Supplied information ::
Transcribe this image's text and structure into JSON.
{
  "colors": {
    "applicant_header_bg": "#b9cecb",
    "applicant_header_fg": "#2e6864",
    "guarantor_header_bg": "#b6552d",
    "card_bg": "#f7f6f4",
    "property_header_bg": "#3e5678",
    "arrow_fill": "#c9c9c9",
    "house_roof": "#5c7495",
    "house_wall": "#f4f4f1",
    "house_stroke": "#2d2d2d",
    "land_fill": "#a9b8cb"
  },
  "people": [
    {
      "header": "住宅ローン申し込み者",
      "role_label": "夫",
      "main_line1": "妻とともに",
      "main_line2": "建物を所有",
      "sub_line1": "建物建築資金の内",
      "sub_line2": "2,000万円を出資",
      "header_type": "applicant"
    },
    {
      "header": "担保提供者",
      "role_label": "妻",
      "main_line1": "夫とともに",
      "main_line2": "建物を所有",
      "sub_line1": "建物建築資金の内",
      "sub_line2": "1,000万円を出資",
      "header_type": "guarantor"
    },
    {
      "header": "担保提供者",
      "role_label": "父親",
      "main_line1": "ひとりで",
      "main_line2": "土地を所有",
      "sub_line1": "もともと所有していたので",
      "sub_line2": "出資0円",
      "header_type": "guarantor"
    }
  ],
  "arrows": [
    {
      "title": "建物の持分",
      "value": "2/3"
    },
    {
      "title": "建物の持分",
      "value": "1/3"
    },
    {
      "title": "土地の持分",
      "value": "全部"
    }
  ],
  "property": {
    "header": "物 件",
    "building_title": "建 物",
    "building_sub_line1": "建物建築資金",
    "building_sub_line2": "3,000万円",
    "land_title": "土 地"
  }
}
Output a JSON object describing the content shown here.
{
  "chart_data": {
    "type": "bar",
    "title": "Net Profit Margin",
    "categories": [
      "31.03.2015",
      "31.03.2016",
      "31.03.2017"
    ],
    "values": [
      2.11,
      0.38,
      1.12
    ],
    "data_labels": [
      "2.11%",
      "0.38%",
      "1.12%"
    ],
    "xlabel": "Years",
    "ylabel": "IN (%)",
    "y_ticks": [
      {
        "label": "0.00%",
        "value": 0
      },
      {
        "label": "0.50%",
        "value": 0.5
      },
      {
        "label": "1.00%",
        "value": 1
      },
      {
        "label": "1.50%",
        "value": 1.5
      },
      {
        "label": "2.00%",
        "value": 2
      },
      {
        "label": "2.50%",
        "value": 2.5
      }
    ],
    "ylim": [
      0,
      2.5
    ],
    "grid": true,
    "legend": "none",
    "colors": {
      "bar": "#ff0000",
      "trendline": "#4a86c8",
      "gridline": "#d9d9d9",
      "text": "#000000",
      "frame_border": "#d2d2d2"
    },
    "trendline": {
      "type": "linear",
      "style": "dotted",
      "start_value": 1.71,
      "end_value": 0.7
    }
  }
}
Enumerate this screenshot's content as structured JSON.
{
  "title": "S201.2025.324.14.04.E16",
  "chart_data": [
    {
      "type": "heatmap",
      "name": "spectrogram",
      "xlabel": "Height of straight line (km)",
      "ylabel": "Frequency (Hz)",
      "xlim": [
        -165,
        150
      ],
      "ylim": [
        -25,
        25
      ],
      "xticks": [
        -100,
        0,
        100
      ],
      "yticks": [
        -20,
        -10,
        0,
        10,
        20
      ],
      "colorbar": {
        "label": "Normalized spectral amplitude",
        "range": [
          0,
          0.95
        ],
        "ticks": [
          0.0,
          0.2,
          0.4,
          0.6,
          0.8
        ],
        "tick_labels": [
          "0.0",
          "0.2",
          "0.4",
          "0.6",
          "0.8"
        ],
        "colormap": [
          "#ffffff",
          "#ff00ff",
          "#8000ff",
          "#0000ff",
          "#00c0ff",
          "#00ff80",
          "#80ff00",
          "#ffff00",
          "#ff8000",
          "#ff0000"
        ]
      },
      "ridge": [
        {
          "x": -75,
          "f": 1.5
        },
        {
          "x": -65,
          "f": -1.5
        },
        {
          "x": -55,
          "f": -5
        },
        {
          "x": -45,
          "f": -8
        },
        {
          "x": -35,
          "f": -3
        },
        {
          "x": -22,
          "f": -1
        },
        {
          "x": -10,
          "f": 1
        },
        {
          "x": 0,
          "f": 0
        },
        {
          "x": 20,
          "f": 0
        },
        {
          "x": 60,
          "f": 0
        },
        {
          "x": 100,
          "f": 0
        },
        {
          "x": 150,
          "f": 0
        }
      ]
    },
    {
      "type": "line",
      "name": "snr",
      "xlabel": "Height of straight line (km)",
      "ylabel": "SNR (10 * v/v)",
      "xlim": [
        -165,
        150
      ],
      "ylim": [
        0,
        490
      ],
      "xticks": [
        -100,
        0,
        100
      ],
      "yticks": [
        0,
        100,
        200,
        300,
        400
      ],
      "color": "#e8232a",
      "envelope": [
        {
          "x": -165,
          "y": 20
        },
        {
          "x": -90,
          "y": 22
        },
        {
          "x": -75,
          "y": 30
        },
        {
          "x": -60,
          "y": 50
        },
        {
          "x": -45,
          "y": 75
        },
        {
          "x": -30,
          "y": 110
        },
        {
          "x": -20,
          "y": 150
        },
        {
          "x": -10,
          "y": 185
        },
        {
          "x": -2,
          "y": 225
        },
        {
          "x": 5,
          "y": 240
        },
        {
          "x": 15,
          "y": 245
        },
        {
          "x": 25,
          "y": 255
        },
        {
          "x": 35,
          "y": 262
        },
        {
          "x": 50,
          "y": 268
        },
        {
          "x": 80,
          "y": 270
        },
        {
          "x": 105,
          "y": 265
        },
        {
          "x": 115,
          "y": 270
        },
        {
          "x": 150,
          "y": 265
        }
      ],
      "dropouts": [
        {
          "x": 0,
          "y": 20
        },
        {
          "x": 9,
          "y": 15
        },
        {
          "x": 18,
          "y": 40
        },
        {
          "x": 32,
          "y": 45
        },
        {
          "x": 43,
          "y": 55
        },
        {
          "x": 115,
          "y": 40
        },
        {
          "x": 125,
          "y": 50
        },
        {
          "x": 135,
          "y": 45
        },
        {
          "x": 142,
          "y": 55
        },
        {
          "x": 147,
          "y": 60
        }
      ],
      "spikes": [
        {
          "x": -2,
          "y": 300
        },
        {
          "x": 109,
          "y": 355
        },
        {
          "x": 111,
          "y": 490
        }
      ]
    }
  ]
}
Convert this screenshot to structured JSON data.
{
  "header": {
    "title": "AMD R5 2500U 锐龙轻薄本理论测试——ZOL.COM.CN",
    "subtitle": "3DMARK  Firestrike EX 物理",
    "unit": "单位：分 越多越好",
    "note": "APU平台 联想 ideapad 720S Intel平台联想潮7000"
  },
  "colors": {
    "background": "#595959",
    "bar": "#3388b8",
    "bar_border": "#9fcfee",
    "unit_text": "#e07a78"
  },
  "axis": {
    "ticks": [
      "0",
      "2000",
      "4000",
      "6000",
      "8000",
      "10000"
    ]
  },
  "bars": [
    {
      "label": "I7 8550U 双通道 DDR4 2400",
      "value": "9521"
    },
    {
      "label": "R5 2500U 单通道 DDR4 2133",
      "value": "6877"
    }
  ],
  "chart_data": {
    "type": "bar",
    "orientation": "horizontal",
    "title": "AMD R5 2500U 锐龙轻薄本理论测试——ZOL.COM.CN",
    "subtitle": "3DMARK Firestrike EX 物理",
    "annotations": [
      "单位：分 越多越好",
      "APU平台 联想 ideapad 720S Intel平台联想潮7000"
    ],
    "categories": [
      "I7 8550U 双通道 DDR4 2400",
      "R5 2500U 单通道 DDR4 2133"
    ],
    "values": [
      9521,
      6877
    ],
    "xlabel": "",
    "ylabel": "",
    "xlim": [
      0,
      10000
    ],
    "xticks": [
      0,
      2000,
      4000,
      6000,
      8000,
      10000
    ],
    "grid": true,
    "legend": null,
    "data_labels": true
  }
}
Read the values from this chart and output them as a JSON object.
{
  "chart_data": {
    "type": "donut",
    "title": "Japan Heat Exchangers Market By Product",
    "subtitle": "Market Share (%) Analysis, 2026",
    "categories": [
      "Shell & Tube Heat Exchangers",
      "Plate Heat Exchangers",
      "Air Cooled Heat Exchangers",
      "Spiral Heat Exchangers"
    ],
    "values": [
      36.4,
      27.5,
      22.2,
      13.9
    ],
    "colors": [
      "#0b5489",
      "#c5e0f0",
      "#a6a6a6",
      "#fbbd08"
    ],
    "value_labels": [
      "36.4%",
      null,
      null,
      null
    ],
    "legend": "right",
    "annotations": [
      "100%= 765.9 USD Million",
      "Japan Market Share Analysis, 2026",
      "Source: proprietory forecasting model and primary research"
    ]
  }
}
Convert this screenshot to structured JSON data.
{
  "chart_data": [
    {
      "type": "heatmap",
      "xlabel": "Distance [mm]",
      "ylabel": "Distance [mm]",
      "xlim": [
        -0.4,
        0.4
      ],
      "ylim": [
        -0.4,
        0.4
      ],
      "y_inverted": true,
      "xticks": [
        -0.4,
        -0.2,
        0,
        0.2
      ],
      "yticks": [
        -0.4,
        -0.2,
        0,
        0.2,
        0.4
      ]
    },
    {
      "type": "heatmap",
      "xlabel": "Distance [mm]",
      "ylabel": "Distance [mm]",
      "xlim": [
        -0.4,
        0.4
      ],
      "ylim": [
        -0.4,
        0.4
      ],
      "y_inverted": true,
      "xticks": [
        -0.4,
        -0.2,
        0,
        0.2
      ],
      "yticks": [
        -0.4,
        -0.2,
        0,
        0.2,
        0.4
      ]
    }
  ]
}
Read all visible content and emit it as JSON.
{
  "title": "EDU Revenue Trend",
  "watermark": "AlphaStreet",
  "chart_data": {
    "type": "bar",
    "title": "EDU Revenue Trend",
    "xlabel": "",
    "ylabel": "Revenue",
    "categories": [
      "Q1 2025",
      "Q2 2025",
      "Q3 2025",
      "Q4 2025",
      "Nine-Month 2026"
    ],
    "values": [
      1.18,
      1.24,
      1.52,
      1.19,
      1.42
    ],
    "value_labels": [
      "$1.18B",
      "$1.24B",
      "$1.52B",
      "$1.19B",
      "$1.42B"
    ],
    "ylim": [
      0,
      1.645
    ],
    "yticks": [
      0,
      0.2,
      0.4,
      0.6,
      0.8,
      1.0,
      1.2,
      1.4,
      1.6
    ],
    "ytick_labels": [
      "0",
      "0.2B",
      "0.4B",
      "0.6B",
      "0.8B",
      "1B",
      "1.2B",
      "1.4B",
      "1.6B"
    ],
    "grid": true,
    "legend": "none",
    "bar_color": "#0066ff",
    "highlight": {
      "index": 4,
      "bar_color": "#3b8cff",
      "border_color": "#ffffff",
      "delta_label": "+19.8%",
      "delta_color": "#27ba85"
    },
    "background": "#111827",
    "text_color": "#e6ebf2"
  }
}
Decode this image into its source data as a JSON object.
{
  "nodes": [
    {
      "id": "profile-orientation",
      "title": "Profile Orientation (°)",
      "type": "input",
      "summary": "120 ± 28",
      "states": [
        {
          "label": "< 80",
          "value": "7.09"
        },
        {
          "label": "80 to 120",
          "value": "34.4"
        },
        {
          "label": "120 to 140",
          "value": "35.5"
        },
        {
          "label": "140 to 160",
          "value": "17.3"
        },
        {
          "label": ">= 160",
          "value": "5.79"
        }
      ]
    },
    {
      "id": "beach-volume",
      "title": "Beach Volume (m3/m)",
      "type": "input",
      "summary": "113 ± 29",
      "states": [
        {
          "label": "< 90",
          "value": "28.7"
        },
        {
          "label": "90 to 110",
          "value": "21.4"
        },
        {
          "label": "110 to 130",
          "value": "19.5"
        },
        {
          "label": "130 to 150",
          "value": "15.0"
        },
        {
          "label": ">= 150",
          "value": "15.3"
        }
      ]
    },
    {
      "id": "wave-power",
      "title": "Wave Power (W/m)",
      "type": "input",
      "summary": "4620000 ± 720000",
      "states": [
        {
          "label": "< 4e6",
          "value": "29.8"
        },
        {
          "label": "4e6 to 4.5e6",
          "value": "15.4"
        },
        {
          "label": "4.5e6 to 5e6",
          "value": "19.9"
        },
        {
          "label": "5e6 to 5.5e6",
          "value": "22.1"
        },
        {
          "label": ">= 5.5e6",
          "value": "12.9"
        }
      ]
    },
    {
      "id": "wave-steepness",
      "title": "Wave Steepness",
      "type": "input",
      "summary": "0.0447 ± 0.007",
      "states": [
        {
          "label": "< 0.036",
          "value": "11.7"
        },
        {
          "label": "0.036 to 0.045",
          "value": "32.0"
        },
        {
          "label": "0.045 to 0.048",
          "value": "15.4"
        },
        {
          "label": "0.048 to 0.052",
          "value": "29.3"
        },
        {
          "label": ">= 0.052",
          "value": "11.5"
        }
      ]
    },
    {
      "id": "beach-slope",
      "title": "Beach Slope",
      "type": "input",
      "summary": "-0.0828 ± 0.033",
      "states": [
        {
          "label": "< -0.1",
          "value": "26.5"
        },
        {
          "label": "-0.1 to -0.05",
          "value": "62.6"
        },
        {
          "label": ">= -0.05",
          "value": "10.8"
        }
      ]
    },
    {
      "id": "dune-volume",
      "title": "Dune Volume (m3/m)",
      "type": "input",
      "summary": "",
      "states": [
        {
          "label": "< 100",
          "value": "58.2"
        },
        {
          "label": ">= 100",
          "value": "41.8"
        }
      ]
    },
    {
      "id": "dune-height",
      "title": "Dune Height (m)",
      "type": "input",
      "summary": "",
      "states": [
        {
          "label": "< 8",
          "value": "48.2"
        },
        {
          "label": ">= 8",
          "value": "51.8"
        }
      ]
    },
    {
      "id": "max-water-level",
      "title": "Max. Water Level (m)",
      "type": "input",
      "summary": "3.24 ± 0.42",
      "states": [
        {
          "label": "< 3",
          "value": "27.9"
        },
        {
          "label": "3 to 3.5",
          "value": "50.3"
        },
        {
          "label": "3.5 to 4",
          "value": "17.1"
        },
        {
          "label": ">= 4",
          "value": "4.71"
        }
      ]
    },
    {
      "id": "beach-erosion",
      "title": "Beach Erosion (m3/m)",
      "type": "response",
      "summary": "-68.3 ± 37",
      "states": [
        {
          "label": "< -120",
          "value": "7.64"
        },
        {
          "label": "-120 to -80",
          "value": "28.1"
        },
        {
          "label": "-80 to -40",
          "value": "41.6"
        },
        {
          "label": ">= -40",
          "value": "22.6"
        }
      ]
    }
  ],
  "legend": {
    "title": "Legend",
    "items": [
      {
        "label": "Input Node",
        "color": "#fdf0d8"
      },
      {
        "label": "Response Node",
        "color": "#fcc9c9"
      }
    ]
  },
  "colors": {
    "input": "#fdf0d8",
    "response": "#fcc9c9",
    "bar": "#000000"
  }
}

Goal :: In the entries above, count each line that holds "object". Give the total and nothing else.

Worked solution :: 3